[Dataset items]
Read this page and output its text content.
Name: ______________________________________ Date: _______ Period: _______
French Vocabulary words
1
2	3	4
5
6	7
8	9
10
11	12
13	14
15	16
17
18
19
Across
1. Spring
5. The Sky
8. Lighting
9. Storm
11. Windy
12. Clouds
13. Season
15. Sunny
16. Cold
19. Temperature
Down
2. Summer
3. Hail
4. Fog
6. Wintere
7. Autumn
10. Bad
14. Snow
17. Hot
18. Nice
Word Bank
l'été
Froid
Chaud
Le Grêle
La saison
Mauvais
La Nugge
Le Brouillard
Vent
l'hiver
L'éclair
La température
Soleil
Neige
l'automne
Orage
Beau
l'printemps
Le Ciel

Directions for this task: Reproduce the full listing exactly.

Task answer:
Read this page and output its text content.
Name: ______________________________________ Date: _______ Period: _______
French Vocabulary words
1
2	3	4
5
6	7
8	9
10
11	12
13	14
15	16
17
18
19
Across
1. Spring
5. The Sky
8. Lighting
9. Storm
11. Windy
12. Clouds
13. Season
15. Sunny
16. Cold
19. Temperature
Down
2. Summer
3. Hail
4. Fog
6. Wintere
7. Autumn
10. Bad
14. Snow
17. Hot
18. Nice
Word Bank
l'été
Froid
Chaud
Le Grêle
La saison
Mauvais
La Nugge
Le Brouillard
Vent
l'hiver
L'éclair
La température
Soleil
Neige
l'automne
Orage
Beau
l'printemps
Le Ciel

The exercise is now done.